* **REQUEST**
Write out each line exactly as given. Leave the pictures out of your copy.

* **SUPPLIED ENTRIES**

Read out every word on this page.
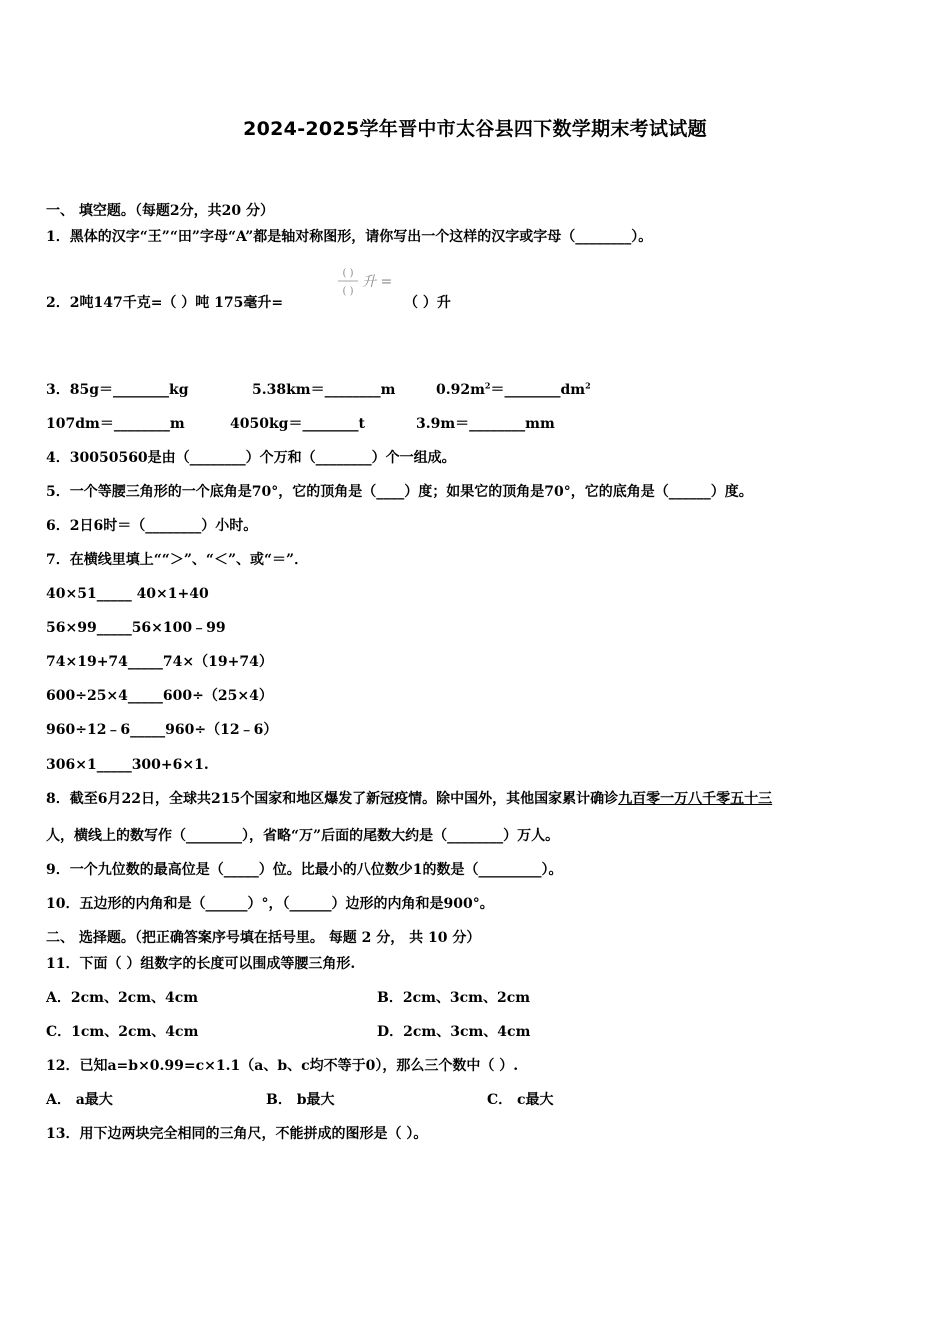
2024-2025学年晋中市太谷县四下数学期末考试试题
一、 填空题。（每题2分，共20 分）
1．黑体的汉字“王”“田”字母“A”都是轴对称图形，请你写出一个这样的汉字或字母（________）。
2．2吨147千克=（ ）吨 175毫升=
( )
( )
升 =
（ ）升
3．85g＝________kg	5.38km＝________m	$0.92m^2=\_\_\_\_\_\_\_\_dm^2$
107dm＝________m	4050kg＝________t	3.9m＝________mm
4．30050560是由（________）个万和（________）个一组成。
5．一个等腰三角形的一个底角是70°，它的顶角是（____）度；如果它的顶角是70°，它的底角是（______）度。
6．2日6时＝（________）小时。
7．在横线里填上““＞”、“＜”、或“＝”．
40×51_____ 40×1+40
56×99_____56×100﹣99
74×19+74_____74×（19+74）
600÷25×4_____600÷（25×4）
960÷12﹣6_____960÷（12﹣6）
306×1_____300+6×1.
8．截至6月22日，全球共215个国家和地区爆发了新冠疫情。除中国外，其他国家累计确诊九百零一万八千零五十三
人，横线上的数写作（________），省略“万”后面的尾数大约是（________）万人。
9．一个九位数的最高位是（_____）位。比最小的八位数少1的数是（_________）。
10．五边形的内角和是（______）°，（______）边形的内角和是900°。
二、 选择题。（把正确答案序号填在括号里。 每题 2 分， 共 10 分）
11．下面（ ）组数字的长度可以围成等腰三角形.
A．2cm、2cm、4cm	B．2cm、3cm、2cm
C．1cm、2cm、4cm	D．2cm、3cm、4cm
12．已知a=b×0.99=c×1.1（a、b、c均不等于0），那么三个数中（ ）.
A． a最大	B． b最大	C． c最大
13．用下边两块完全相同的三角尺，不能拼成的图形是（ ）。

* **CORRECT OUTPUT**
Read out every word on this page.
2024-2025学年晋中市太谷县四下数学期末考试试题
一、 填空题。（每题2分，共20 分）
1．黑体的汉字“王”“田”字母“A”都是轴对称图形，请你写出一个这样的汉字或字母（________）。
2．2吨147千克=（ ）吨 175毫升=
( )
( )
升 =
（ ）升
3．85g＝________kg	5.38km＝________m	$0.92m^2=\_\_\_\_\_\_\_\_dm^2$
107dm＝________m	4050kg＝________t	3.9m＝________mm
4．30050560是由（________）个万和（________）个一组成。
5．一个等腰三角形的一个底角是70°，它的顶角是（____）度；如果它的顶角是70°，它的底角是（______）度。
6．2日6时＝（________）小时。
7．在横线里填上““＞”、“＜”、或“＝”．
40×51_____ 40×1+40
56×99_____56×100﹣99
74×19+74_____74×（19+74）
600÷25×4_____600÷（25×4）
960÷12﹣6_____960÷（12﹣6）
306×1_____300+6×1.
8．截至6月22日，全球共215个国家和地区爆发了新冠疫情。除中国外，其他国家累计确诊九百零一万八千零五十三
人，横线上的数写作（________），省略“万”后面的尾数大约是（________）万人。
9．一个九位数的最高位是（_____）位。比最小的八位数少1的数是（_________）。
10．五边形的内角和是（______）°，（______）边形的内角和是900°。
二、 选择题。（把正确答案序号填在括号里。 每题 2 分， 共 10 分）
11．下面（ ）组数字的长度可以围成等腰三角形.
A．2cm、2cm、4cm	B．2cm、3cm、2cm
C．1cm、2cm、4cm	D．2cm、3cm、4cm
12．已知a=b×0.99=c×1.1（a、b、c均不等于0），那么三个数中（ ）.
A． a最大	B． b最大	C． c最大
13．用下边两块完全相同的三角尺，不能拼成的图形是（ ）。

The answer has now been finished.